- Work to be completed
Where does the string "ipconfig" appear? Copy every line of the entries below that holds it.

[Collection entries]
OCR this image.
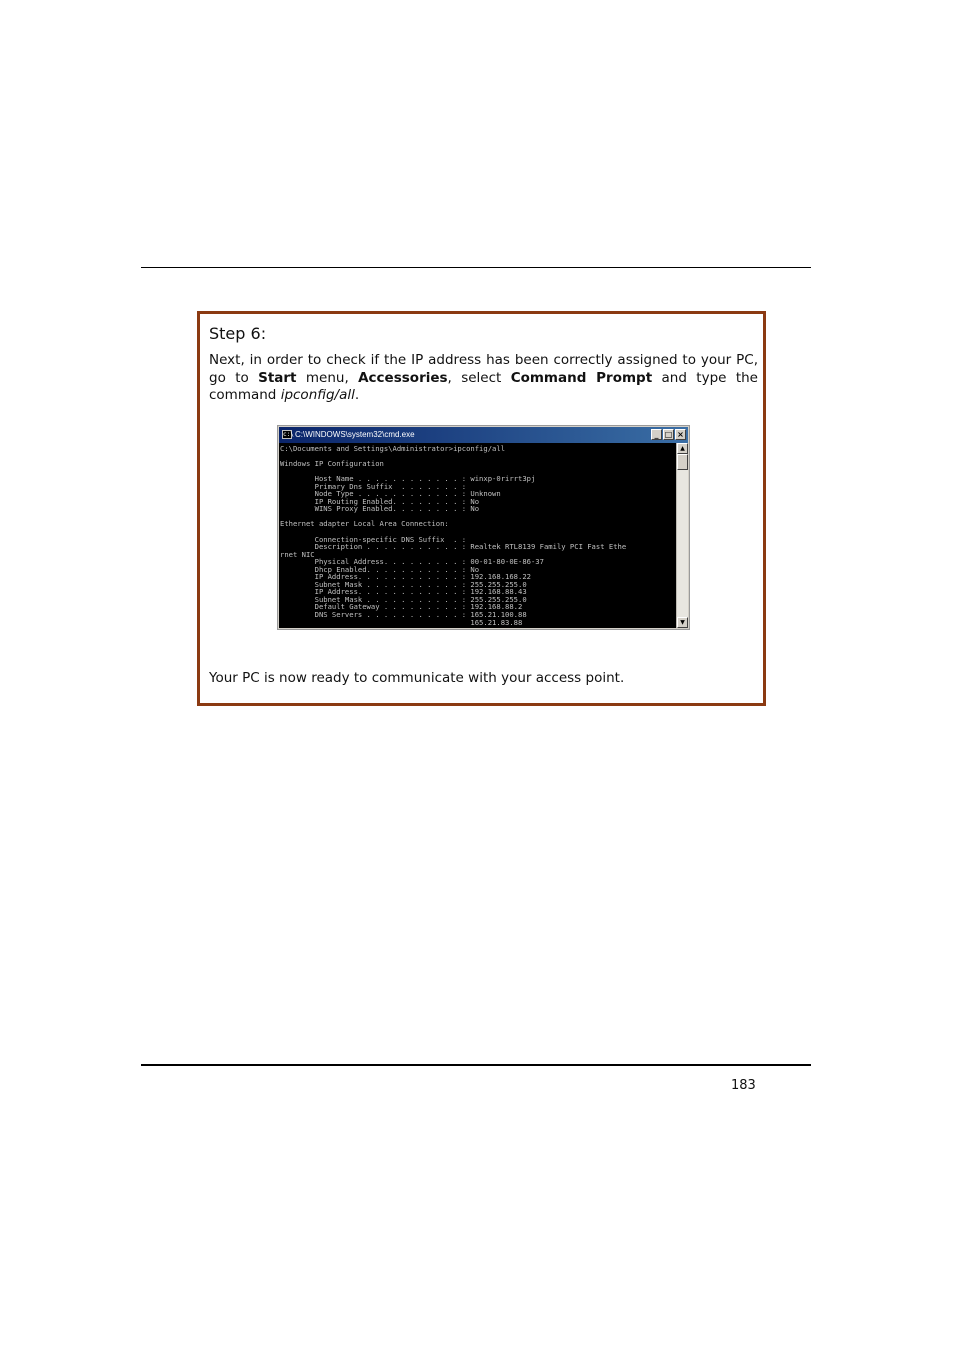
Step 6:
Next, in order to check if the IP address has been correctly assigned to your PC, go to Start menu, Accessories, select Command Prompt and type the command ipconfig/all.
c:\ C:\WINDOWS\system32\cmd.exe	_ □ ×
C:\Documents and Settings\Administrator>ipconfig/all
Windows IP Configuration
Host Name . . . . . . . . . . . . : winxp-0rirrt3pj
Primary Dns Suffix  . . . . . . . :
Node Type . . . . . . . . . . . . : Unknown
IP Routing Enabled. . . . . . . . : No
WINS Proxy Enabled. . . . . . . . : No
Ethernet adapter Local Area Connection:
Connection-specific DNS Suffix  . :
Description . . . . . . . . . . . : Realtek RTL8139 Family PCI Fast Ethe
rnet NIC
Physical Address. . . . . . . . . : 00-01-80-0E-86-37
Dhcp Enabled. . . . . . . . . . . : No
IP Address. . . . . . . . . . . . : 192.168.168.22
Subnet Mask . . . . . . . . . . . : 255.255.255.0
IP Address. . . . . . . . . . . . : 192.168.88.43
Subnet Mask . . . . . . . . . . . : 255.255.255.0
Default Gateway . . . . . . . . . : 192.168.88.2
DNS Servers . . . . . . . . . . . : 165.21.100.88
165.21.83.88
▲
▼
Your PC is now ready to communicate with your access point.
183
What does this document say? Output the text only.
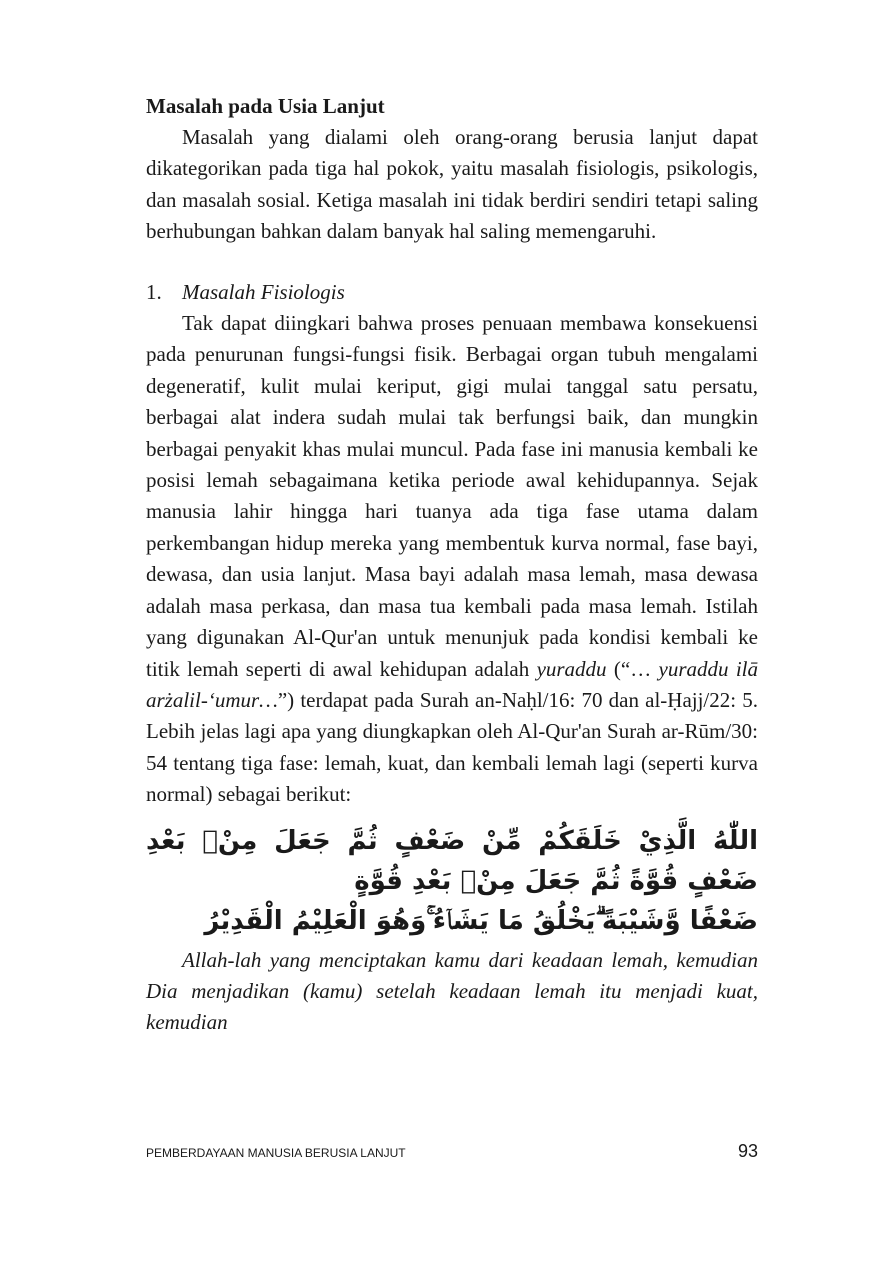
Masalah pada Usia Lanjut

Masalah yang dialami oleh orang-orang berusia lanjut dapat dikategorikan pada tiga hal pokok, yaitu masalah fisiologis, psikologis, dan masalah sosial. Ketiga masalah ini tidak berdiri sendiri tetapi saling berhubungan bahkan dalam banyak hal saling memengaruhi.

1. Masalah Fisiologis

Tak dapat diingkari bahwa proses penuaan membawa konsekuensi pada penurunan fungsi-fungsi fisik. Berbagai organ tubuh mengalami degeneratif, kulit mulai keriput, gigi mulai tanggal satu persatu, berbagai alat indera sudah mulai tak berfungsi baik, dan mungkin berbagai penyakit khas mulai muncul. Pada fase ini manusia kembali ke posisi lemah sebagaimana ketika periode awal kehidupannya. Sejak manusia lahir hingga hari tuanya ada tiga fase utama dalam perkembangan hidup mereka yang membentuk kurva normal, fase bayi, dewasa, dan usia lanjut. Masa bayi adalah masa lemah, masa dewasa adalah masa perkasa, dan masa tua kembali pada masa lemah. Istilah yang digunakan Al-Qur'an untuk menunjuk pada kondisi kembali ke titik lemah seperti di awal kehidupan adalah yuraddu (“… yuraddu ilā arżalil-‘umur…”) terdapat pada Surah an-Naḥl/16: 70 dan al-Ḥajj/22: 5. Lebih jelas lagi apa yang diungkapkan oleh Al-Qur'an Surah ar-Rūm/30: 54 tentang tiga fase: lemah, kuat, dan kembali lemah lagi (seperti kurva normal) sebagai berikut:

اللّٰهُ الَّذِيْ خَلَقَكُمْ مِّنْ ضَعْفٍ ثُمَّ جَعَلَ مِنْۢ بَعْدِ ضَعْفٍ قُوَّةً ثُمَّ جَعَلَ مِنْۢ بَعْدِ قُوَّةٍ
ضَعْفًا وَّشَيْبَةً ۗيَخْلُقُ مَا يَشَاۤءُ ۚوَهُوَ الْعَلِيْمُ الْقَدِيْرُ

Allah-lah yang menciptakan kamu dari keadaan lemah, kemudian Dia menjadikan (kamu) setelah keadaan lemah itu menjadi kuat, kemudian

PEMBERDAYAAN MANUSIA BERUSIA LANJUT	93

- Exercise solution
Next, in order to check if the IP address has been correctly assigned to your PC, go to Start menu, Accessories, select Command Prompt and type the command ipconfig/all.
C:\Documents and Settings\Administrator>ipconfig/all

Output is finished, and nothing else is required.